Exercise description:
Select the lines of the records containing the word "국립공원" and list them.

Available records:
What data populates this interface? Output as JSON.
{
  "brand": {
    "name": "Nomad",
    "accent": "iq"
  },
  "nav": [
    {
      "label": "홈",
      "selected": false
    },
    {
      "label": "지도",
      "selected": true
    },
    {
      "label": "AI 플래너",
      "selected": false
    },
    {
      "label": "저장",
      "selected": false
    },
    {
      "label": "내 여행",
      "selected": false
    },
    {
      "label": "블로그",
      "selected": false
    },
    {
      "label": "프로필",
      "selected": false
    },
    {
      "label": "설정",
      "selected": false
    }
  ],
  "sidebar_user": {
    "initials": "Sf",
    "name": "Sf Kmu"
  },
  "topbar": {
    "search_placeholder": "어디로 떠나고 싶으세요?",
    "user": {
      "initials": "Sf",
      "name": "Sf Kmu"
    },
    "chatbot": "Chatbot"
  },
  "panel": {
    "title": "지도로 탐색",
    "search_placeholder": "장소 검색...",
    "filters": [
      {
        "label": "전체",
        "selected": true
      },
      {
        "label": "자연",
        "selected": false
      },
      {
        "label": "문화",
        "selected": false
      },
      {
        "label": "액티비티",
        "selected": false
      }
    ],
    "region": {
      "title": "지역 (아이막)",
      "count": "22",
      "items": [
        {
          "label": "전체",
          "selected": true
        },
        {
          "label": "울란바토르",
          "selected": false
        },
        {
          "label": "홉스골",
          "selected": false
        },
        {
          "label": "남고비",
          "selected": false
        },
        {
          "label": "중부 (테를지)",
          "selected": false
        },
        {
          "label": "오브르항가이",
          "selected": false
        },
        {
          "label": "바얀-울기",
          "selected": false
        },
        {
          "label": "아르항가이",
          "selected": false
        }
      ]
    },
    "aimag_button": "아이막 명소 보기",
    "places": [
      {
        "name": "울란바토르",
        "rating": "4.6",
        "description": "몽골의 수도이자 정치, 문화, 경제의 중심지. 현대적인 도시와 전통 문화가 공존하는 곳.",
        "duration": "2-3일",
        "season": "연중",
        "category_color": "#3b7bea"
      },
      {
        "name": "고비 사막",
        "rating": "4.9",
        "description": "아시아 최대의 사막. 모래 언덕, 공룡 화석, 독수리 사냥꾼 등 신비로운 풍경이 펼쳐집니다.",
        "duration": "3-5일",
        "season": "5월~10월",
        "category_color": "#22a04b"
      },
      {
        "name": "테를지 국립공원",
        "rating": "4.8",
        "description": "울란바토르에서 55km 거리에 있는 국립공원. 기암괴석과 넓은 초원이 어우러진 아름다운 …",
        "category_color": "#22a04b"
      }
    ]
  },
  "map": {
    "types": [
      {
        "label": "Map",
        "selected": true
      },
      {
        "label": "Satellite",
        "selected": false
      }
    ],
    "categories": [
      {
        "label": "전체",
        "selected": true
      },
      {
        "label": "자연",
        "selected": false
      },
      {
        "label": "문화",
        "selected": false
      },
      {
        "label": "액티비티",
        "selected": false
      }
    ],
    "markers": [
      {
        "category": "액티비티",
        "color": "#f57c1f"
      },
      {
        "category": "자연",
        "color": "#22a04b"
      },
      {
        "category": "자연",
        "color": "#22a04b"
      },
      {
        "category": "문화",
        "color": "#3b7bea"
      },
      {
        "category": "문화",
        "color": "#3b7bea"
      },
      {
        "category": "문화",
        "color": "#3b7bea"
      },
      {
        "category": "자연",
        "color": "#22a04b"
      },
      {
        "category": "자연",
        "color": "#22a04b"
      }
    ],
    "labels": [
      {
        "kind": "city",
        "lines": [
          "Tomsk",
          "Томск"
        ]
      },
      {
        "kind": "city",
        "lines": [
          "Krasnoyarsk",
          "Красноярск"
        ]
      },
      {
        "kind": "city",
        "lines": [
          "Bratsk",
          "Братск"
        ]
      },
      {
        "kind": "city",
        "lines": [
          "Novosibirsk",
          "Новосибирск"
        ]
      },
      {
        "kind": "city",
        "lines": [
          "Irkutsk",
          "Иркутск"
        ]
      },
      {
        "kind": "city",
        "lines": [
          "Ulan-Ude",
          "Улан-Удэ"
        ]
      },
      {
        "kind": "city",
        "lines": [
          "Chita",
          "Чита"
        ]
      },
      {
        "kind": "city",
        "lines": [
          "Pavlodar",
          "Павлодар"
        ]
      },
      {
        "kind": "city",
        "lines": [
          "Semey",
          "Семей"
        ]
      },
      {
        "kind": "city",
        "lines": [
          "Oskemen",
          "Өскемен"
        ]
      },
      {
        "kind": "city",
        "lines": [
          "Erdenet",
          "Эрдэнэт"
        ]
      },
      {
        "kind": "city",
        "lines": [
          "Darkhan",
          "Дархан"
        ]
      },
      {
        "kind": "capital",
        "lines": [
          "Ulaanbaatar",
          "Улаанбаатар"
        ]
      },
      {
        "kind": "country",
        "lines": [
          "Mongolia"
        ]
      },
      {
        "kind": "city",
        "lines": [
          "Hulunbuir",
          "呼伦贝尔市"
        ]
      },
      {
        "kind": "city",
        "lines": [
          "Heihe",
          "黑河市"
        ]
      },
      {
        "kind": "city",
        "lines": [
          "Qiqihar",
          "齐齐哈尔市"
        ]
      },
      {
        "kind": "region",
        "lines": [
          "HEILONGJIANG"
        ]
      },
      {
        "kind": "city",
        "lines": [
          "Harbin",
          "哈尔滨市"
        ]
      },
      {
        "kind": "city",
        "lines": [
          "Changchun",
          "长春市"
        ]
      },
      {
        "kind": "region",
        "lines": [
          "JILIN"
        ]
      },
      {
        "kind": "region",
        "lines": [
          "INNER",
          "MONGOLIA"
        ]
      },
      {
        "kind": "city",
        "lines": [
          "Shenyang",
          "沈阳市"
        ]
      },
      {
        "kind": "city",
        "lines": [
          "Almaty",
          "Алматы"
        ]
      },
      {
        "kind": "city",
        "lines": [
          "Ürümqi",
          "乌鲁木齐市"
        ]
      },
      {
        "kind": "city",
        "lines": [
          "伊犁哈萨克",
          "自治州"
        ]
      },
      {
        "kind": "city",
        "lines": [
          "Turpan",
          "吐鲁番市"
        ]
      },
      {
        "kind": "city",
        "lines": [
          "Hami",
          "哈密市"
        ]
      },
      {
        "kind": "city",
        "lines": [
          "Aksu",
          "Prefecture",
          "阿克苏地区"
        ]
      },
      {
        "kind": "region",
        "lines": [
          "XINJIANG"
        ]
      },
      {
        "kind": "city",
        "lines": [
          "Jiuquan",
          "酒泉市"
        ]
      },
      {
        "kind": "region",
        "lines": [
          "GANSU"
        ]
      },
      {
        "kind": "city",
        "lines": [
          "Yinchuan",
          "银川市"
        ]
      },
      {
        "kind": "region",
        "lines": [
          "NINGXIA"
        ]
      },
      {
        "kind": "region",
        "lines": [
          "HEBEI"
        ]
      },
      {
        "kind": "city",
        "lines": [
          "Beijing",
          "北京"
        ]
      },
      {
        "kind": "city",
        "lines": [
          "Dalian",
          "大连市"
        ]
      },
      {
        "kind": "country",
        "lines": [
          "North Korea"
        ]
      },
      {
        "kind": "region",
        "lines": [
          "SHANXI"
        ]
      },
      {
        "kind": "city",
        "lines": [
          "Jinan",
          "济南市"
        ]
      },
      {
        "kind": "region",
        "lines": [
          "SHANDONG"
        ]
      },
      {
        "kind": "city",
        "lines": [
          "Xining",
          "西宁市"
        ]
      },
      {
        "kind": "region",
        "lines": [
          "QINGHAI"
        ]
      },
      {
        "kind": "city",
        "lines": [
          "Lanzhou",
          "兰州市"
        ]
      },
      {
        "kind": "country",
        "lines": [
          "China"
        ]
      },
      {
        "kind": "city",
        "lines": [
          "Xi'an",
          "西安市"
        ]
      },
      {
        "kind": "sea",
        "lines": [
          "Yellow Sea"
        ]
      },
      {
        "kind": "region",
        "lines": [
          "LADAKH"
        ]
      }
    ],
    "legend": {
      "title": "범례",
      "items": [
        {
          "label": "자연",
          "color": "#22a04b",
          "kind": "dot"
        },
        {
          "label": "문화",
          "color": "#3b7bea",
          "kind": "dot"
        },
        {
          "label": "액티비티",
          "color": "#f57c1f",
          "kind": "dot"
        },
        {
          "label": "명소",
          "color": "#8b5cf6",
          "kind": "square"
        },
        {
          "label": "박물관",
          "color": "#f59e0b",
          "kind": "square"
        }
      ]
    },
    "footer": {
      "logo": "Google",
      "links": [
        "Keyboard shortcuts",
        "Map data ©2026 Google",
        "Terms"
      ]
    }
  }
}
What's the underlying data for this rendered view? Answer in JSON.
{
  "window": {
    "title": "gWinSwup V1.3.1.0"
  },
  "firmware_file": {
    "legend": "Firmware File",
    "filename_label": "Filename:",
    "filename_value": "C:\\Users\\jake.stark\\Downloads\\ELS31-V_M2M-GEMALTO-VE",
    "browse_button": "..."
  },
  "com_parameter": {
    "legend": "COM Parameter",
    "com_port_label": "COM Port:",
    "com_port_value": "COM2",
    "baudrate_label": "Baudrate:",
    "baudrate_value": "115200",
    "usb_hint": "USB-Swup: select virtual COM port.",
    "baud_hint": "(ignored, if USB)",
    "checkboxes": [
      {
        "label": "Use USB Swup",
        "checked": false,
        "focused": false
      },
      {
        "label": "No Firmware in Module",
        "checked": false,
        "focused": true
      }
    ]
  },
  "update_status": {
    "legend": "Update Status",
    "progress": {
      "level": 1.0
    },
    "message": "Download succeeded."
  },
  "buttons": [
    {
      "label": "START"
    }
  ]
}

Task solution:
        "name": "테를지 국립공원",
        "description": "울란바토르에서 55km 거리에 있는 국립공원. 기암괴석과 넓은 초원이 어우러진 아름다운 …",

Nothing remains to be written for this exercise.